[Dataset records]
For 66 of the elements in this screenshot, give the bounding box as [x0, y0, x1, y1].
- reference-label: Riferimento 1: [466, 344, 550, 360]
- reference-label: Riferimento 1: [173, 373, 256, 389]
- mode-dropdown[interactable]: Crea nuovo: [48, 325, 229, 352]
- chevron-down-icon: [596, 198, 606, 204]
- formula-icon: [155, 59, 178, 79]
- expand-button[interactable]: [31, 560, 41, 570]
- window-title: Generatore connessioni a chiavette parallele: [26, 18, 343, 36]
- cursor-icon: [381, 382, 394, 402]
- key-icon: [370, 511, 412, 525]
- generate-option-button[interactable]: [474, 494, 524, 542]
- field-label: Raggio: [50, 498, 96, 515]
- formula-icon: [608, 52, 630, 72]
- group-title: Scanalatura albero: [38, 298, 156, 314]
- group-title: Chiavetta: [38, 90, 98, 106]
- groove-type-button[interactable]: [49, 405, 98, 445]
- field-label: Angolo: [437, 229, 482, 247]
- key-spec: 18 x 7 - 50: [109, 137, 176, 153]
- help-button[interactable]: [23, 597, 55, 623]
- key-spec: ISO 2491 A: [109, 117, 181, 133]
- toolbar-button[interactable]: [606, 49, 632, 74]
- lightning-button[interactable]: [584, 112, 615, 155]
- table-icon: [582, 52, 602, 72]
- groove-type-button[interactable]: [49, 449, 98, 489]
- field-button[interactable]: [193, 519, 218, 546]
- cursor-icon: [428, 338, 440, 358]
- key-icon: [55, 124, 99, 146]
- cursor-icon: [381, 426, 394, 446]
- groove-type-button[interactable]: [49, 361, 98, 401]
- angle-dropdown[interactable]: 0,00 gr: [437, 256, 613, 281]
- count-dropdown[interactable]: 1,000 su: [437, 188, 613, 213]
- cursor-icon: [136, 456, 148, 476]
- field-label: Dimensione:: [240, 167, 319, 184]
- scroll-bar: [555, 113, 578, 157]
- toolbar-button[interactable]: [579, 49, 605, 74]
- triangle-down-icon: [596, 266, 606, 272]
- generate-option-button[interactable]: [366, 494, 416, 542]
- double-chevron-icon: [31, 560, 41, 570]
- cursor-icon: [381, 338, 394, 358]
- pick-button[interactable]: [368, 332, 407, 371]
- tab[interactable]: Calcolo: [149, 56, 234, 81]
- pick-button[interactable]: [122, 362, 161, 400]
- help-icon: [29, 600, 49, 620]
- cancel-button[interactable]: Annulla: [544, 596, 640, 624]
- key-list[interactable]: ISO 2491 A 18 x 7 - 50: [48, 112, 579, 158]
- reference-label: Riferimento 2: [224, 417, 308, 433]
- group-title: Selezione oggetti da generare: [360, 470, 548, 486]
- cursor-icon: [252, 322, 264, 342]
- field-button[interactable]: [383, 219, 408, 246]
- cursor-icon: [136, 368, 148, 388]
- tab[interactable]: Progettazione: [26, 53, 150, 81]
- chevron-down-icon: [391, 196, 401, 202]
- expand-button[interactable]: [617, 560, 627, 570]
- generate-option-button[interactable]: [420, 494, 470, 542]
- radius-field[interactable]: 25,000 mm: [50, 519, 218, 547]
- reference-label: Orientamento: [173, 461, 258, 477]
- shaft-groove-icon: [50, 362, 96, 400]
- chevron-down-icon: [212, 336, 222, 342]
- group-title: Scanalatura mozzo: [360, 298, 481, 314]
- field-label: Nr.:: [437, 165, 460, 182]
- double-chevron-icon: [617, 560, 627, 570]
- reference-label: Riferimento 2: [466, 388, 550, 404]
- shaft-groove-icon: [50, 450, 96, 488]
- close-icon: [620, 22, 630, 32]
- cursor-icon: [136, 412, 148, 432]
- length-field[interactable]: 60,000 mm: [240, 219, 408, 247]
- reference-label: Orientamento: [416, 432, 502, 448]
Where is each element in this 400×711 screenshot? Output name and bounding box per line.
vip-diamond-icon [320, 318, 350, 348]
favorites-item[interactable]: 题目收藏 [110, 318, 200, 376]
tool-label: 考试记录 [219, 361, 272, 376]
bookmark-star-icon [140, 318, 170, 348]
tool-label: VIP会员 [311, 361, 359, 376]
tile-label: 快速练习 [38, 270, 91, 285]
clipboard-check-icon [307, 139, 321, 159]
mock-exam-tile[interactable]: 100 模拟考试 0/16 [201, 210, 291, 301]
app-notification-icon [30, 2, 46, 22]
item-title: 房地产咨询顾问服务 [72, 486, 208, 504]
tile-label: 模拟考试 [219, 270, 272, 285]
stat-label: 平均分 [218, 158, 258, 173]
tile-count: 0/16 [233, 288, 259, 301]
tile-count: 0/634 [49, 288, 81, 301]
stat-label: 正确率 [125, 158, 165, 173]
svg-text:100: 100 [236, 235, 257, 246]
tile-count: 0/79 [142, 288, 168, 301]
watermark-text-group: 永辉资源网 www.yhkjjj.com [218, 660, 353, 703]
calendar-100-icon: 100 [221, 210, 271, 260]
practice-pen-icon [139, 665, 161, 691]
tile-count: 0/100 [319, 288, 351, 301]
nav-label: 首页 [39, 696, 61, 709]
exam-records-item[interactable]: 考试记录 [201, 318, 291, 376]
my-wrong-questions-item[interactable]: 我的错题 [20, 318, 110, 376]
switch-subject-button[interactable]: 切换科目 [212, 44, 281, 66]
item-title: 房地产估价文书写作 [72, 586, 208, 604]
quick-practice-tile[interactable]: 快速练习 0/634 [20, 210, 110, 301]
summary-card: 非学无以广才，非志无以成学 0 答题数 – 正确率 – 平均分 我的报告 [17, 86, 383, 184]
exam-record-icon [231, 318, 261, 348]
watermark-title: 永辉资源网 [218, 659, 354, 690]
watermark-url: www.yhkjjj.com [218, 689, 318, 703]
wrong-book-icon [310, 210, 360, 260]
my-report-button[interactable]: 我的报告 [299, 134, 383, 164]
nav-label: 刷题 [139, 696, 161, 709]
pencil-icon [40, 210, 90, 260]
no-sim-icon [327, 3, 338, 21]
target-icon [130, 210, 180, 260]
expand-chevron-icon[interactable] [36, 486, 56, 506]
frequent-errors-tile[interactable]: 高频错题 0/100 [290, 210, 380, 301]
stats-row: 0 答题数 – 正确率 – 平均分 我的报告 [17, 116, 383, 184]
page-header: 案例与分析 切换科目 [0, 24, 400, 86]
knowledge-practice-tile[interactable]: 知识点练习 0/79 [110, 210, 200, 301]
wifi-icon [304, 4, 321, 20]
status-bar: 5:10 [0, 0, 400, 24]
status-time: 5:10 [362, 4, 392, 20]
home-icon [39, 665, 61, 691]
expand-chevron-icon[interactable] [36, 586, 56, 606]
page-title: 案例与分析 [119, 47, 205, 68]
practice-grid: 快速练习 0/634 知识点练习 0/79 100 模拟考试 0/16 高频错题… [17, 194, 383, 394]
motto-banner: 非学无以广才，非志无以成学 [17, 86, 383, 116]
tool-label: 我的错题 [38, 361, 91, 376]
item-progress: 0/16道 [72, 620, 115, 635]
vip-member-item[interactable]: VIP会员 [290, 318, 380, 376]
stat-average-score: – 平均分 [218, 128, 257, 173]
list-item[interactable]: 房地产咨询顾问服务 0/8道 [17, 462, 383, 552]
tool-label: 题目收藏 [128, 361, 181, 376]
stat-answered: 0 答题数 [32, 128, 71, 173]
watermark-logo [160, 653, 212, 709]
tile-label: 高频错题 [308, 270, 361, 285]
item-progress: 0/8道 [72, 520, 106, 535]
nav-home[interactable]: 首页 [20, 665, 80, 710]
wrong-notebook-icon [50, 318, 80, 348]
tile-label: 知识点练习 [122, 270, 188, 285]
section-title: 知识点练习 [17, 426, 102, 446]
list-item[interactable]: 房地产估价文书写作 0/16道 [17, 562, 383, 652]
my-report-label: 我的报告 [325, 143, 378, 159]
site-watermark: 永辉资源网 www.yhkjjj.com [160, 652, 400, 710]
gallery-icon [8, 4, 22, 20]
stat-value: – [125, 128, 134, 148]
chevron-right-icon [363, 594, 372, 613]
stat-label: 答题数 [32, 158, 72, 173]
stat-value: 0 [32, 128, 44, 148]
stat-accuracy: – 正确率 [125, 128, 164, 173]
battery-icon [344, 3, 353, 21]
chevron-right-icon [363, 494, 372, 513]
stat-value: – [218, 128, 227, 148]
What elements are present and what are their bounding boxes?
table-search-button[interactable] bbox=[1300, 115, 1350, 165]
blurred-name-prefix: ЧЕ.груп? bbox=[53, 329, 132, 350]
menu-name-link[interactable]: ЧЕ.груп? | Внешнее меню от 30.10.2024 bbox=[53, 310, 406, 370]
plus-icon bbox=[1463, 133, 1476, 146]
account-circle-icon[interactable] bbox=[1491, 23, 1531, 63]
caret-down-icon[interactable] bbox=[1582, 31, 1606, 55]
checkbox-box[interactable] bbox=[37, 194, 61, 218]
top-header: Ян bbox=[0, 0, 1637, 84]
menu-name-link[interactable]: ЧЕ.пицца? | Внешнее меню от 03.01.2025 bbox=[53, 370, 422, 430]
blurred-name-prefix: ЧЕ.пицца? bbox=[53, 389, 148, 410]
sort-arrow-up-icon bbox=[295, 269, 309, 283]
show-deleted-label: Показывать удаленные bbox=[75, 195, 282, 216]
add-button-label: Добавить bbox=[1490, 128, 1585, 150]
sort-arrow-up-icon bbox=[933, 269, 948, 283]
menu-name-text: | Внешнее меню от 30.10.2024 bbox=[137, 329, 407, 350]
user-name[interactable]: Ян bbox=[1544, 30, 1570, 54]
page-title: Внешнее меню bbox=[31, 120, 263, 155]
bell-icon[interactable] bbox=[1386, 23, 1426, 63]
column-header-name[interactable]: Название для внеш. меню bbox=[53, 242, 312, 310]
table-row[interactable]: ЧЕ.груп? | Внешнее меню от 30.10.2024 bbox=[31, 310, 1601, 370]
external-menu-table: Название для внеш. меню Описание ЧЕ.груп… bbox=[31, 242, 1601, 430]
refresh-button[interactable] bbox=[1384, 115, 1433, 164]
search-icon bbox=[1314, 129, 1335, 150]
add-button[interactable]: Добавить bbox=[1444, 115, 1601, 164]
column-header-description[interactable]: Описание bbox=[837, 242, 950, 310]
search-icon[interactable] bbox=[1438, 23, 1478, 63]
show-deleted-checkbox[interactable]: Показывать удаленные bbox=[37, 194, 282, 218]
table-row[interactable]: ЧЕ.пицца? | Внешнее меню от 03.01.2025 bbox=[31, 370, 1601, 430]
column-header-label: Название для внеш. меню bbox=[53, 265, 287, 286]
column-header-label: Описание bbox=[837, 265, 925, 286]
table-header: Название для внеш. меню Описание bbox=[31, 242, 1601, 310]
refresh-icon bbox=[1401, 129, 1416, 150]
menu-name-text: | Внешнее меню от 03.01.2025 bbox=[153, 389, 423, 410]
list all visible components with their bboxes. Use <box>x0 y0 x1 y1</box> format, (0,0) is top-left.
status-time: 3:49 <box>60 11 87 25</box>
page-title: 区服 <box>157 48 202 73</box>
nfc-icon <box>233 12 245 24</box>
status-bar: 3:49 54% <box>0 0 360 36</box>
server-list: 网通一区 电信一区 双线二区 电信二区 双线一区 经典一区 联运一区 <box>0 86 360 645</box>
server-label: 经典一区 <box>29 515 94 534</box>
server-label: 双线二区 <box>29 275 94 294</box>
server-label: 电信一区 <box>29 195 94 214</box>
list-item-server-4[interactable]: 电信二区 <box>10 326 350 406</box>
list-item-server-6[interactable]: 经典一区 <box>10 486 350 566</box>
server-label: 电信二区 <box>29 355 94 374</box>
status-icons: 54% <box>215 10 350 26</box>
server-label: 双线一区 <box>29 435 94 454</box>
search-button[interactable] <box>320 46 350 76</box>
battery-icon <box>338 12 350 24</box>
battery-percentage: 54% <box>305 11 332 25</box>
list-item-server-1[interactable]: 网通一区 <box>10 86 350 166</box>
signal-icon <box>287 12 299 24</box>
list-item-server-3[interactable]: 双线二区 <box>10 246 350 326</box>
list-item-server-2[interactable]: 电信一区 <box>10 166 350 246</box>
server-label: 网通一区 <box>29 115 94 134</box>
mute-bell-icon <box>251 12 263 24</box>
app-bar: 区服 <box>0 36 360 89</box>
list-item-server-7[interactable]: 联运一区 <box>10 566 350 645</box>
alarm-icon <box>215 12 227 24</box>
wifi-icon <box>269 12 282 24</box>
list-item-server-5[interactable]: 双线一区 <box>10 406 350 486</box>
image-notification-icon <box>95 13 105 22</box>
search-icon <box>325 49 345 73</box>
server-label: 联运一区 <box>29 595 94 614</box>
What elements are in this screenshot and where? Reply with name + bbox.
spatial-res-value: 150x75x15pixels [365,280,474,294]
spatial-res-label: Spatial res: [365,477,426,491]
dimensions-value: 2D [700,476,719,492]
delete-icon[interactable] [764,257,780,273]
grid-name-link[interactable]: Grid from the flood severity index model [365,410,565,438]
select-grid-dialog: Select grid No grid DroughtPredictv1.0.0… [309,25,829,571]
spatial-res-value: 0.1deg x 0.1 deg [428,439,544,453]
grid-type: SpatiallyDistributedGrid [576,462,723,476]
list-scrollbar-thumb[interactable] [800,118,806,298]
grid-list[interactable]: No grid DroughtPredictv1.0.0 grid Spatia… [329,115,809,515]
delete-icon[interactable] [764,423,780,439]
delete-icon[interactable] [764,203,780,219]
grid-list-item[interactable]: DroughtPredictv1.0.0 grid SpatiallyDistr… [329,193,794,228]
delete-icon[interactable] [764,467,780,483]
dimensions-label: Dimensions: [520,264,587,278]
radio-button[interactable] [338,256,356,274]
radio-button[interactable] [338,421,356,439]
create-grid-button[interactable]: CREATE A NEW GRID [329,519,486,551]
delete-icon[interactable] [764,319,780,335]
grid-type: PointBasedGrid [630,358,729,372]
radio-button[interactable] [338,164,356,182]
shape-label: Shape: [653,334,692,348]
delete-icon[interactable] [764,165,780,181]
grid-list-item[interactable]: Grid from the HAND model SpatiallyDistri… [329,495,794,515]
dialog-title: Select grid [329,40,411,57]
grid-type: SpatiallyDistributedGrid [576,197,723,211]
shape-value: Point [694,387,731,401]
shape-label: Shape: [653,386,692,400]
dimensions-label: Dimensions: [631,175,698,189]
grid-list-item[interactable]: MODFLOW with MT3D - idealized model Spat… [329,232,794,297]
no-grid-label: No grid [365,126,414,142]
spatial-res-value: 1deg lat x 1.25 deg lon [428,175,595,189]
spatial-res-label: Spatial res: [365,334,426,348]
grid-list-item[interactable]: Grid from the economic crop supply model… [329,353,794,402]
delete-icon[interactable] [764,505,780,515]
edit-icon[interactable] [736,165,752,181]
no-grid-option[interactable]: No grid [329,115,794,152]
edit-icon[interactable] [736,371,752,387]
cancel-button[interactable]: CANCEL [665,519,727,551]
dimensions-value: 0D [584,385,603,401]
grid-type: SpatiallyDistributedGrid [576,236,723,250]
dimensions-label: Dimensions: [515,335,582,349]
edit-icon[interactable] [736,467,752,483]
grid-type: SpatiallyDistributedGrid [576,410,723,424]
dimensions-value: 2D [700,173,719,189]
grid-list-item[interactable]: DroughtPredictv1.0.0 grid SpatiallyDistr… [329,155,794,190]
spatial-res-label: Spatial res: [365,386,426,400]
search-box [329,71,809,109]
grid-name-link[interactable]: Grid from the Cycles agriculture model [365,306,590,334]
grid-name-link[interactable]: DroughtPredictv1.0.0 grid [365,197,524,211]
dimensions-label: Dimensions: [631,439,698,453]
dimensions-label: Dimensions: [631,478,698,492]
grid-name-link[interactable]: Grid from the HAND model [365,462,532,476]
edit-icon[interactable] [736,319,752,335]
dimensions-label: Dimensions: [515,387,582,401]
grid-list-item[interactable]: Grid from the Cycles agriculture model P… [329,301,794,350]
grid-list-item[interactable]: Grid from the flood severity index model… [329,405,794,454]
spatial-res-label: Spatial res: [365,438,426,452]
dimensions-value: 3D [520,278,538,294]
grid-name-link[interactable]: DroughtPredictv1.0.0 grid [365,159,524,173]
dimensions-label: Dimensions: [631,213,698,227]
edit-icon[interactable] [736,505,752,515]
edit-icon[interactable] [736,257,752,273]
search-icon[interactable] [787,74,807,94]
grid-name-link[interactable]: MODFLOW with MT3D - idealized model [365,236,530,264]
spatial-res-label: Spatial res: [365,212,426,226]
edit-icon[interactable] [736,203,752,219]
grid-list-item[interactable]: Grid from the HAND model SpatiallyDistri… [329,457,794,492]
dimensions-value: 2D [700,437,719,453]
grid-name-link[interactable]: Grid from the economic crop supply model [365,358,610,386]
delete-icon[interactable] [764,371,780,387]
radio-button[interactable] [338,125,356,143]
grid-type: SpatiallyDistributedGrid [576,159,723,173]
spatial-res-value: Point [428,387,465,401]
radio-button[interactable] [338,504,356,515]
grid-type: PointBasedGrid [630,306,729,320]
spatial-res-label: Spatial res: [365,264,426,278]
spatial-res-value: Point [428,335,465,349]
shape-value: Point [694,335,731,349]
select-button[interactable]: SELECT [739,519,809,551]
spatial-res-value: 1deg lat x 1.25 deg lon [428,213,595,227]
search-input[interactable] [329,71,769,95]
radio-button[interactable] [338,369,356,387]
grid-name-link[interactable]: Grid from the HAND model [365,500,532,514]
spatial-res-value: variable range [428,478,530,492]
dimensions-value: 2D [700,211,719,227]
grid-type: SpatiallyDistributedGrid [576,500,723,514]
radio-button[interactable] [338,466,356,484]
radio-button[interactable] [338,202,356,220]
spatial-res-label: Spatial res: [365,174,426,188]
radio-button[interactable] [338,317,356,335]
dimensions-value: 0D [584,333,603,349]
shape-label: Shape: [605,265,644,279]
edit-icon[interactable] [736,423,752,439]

Requirements
Write out the data from its first line through the line that contains "- chevron-down-icon: [596, 198, 606, 204]", including both ends, with every character unchanged.

Solved problem
For 66 of the elements in this screenshot, give the bounding box as [x0, y0, x1, y1].
- reference-label: Riferimento 1: [466, 344, 550, 360]
- reference-label: Riferimento 1: [173, 373, 256, 389]
- mode-dropdown[interactable]: Crea nuovo: [48, 325, 229, 352]
- chevron-down-icon: [596, 198, 606, 204]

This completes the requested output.